What you return must be the data below, word for word, without any images.

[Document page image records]
Content starts

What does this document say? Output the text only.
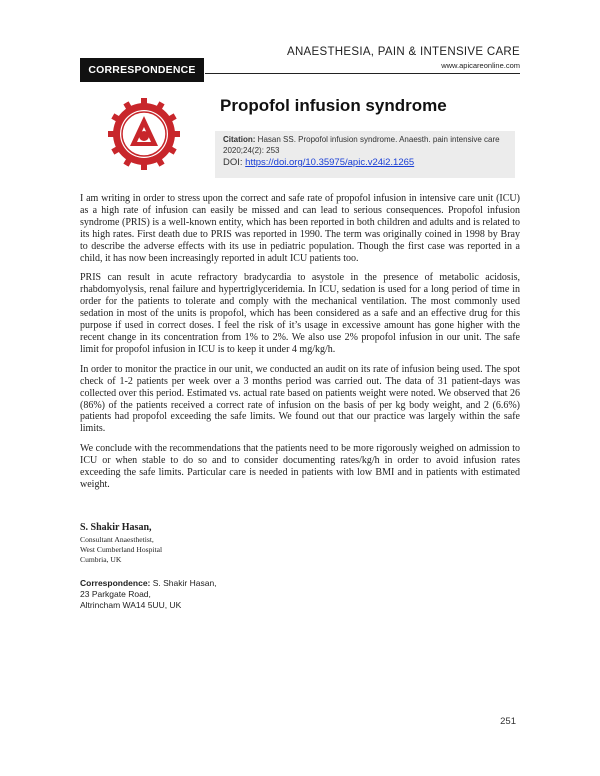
ANAESTHESIA, PAIN & INTENSIVE CARE
www.apicareonline.com
CORRESPONDENCE
Propofol infusion syndrome
Citation: Hasan SS. Propofol infusion syndrome. Anaesth. pain intensive care 2020;24(2): 253
DOI: https://doi.org/10.35975/apic.v24i2.1265

I am writing in order to stress upon the correct and safe rate of propofol infusion in intensive care unit (ICU) as a high rate of infusion can easily be missed and can lead to serious consequences. Propofol infusion syndrome (PRIS) is a well-known entity, which has been reported in both children and adults and is related to its high rates. First death due to PRIS was reported in 1990. The term was originally coined in 1998 by Bray to describe the adverse effects with its use in pediatric population. Though the first case was reported in a child, it has now been increasingly reported in adult ICU patients too.

PRIS can result in acute refractory bradycardia to asystole in the presence of metabolic acidosis, rhabdomyolysis, renal failure and hypertriglyceridemia. In ICU, sedation is used for a long period of time in order for the patients to tolerate and comply with the mechanical ventilation. The most commonly used sedation in most of the units is propofol, which has been considered as a safe and an effective drug for this purpose if used in correct doses. I feel the risk of it’s usage in excessive amount has gone higher with the recent change in its concentration from 1% to 2%. We also use 2% propofol infusion in our unit. The safe limit for propofol infusion in ICU is to keep it under 4 mg/kg/h.

In order to monitor the practice in our unit, we conducted an audit on its rate of infusion being used. The spot check of 1-2 patients per week over a 3 months period was carried out. The data of 31 patient-days was collected over this period. Estimated vs. actual rate based on patients weight were noted. We observed that 26 (86%) of the patients received a correct rate of infusion on the basis of per kg body weight, and 2 (6.6%) patients had propofol exceeding the safe limits. We found out that our practice was largely within the safe limits.

We conclude with the recommendations that the patients need to be more rigorously weighed on admission to ICU or when stable to do so and to consider documenting rates/kg/h in order to avoid infusion rates exceeding the safe limits. Particular care is needed in patients with low BMI and in patients with estimated weight.

S. Shakir Hasan,

Consultant Anaesthetist,

West Cumberland Hospital

Cumbria, UK

Correspondence: S. Shakir Hasan,

23 Parkgate Road,

Altrincham WA14 5UU, UK

251
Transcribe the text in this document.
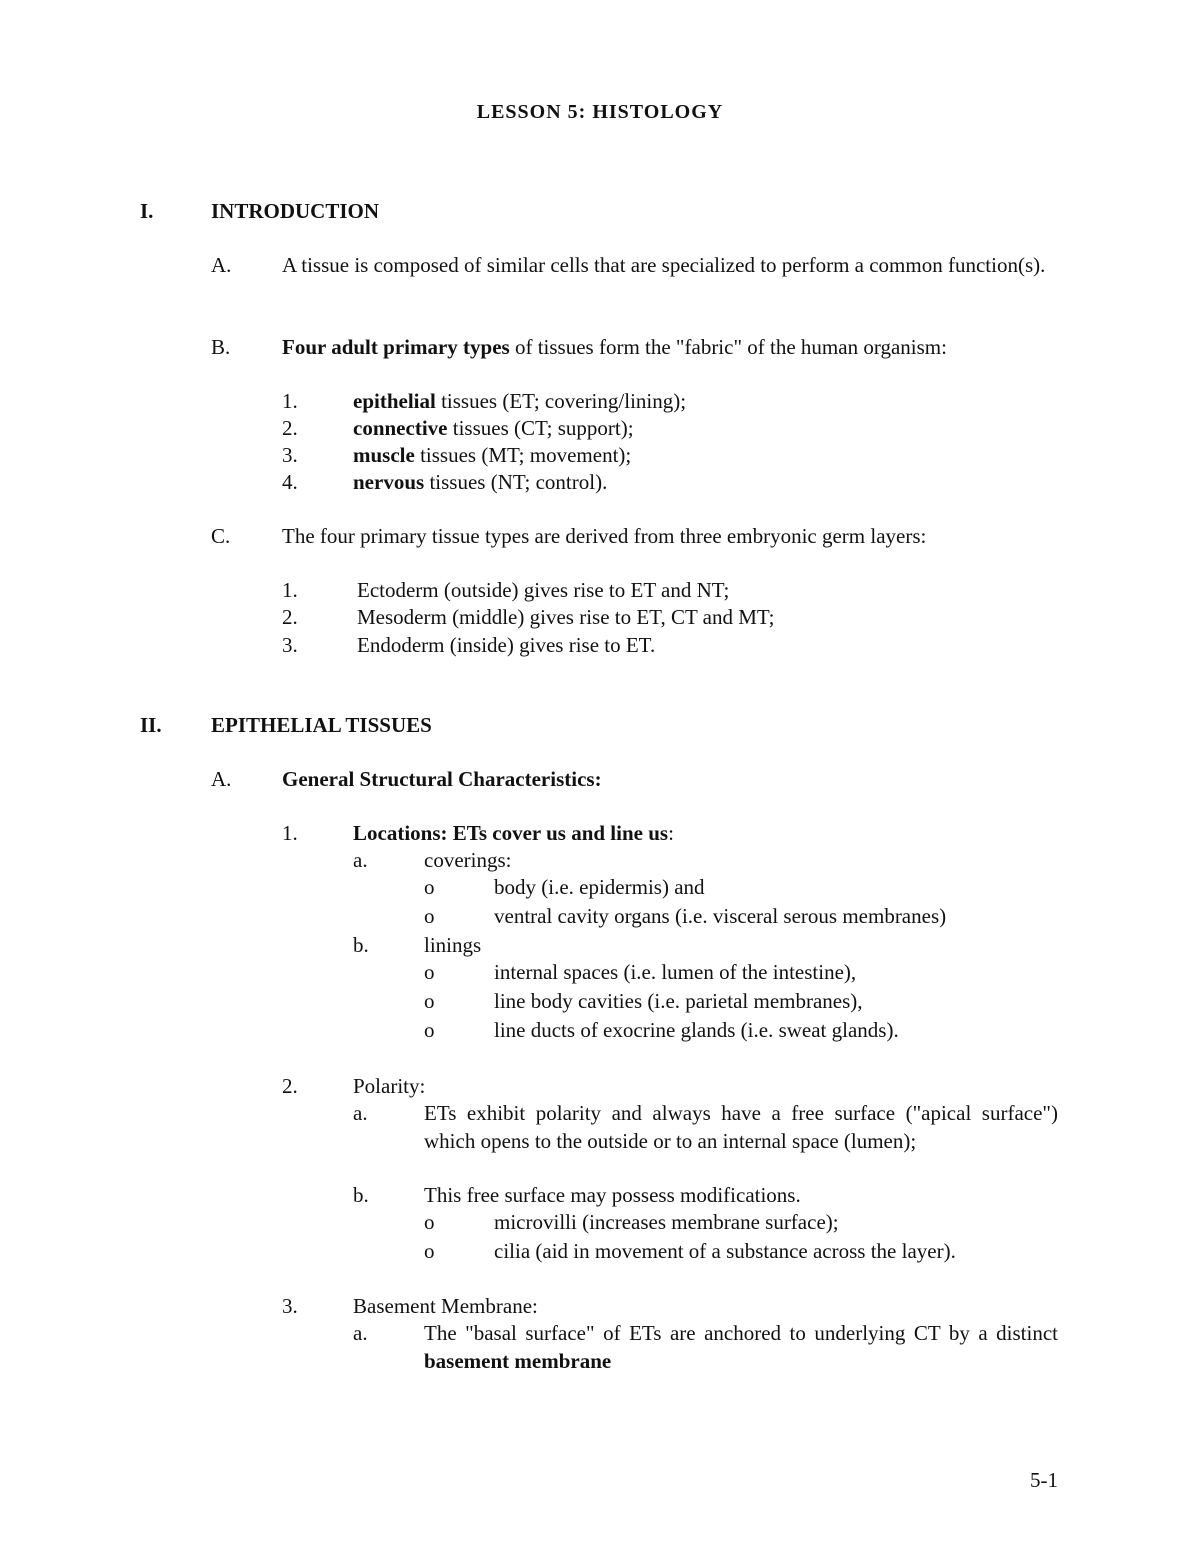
LESSON 5: HISTOLOGY
I.	INTRODUCTION
A. A tissue is composed of similar cells that are specialized to perform a common function(s).
B. Four adult primary types of tissues form the "fabric" of the human organism:
1.	epithelial tissues (ET; covering/lining);
2.	connective tissues (CT; support);
3.	muscle tissues (MT; movement);
4.	nervous tissues (NT; control).
C. The four primary tissue types are derived from three embryonic germ layers:
1.	Ectoderm (outside) gives rise to ET and NT;
2.	Mesoderm (middle) gives rise to ET, CT and MT;
3.	Endoderm (inside) gives rise to ET.
II. EPITHELIAL TISSUES
A. General Structural Characteristics:
1.	Locations: ETs cover us and line us:
a.	coverings:
o	body (i.e. epidermis) and
o	ventral cavity organs (i.e. visceral serous membranes)
b.	linings
o	internal spaces (i.e. lumen of the intestine),
o	line body cavities (i.e. parietal membranes),
o	line ducts of exocrine glands (i.e. sweat glands).
2.	Polarity:
a.	ETs exhibit polarity and always have a free surface ("apical surface") which opens to the outside or to an internal space (lumen);
b.	This free surface may possess modifications.
o	microvilli (increases membrane surface);
o	cilia (aid in movement of a substance across the layer).
3.	Basement Membrane:
a.	The "basal surface" of ETs are anchored to underlying CT by a distinct basement membrane
5-1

Content ends

**Task output**
What does this document say? Output the text only.
ANAESTHESIA, PAIN & INTENSIVE CARE
www.apicareonline.com
CORRESPONDENCE
Propofol infusion syndrome
Citation: Hasan SS. Propofol infusion syndrome. Anaesth. pain intensive care 2020;24(2): 253
DOI: https://doi.org/10.35975/apic.v24i2.1265

I am writing in order to stress upon the correct and safe rate of propofol infusion in intensive care unit (ICU) as a high rate of infusion can easily be missed and can lead to serious consequences. Propofol infusion syndrome (PRIS) is a well-known entity, which has been reported in both children and adults and is related to its high rates. First death due to PRIS was reported in 1990. The term was originally coined in 1998 by Bray to describe the adverse effects with its use in pediatric population. Though the first case was reported in a child, it has now been increasingly reported in adult ICU patients too.

PRIS can result in acute refractory bradycardia to asystole in the presence of metabolic acidosis, rhabdomyolysis, renal failure and hypertriglyceridemia. In ICU, sedation is used for a long period of time in order for the patients to tolerate and comply with the mechanical ventilation. The most commonly used sedation in most of the units is propofol, which has been considered as a safe and an effective drug for this purpose if used in correct doses. I feel the risk of it’s usage in excessive amount has gone higher with the recent change in its concentration from 1% to 2%. We also use 2% propofol infusion in our unit. The safe limit for propofol infusion in ICU is to keep it under 4 mg/kg/h.

In order to monitor the practice in our unit, we conducted an audit on its rate of infusion being used. The spot check of 1-2 patients per week over a 3 months period was carried out. The data of 31 patient-days was collected over this period. Estimated vs. actual rate based on patients weight were noted. We observed that 26 (86%) of the patients received a correct rate of infusion on the basis of per kg body weight, and 2 (6.6%) patients had propofol exceeding the safe limits. We found out that our practice was largely within the safe limits.

We conclude with the recommendations that the patients need to be more rigorously weighed on admission to ICU or when stable to do so and to consider documenting rates/kg/h in order to avoid infusion rates exceeding the safe limits. Particular care is needed in patients with low BMI and in patients with estimated weight.

S. Shakir Hasan,

Consultant Anaesthetist,

West Cumberland Hospital

Cumbria, UK

Correspondence: S. Shakir Hasan,

23 Parkgate Road,

Altrincham WA14 5UU, UK

251
Transcribe the text in this document.
LESSON 5: HISTOLOGY
I.	INTRODUCTION
A. A tissue is composed of similar cells that are specialized to perform a common function(s).
B. Four adult primary types of tissues form the "fabric" of the human organism:
1.	epithelial tissues (ET; covering/lining);
2.	connective tissues (CT; support);
3.	muscle tissues (MT; movement);
4.	nervous tissues (NT; control).
C. The four primary tissue types are derived from three embryonic germ layers:
1.	Ectoderm (outside) gives rise to ET and NT;
2.	Mesoderm (middle) gives rise to ET, CT and MT;
3.	Endoderm (inside) gives rise to ET.
II. EPITHELIAL TISSUES
A. General Structural Characteristics:
1.	Locations: ETs cover us and line us:
a.	coverings:
o	body (i.e. epidermis) and
o	ventral cavity organs (i.e. visceral serous membranes)
b.	linings
o	internal spaces (i.e. lumen of the intestine),
o	line body cavities (i.e. parietal membranes),
o	line ducts of exocrine glands (i.e. sweat glands).
2.	Polarity:
a.	ETs exhibit polarity and always have a free surface ("apical surface") which opens to the outside or to an internal space (lumen);
b.	This free surface may possess modifications.
o	microvilli (increases membrane surface);
o	cilia (aid in movement of a substance across the layer).
3.	Basement Membrane:
a.	The "basal surface" of ETs are anchored to underlying CT by a distinct basement membrane
5-1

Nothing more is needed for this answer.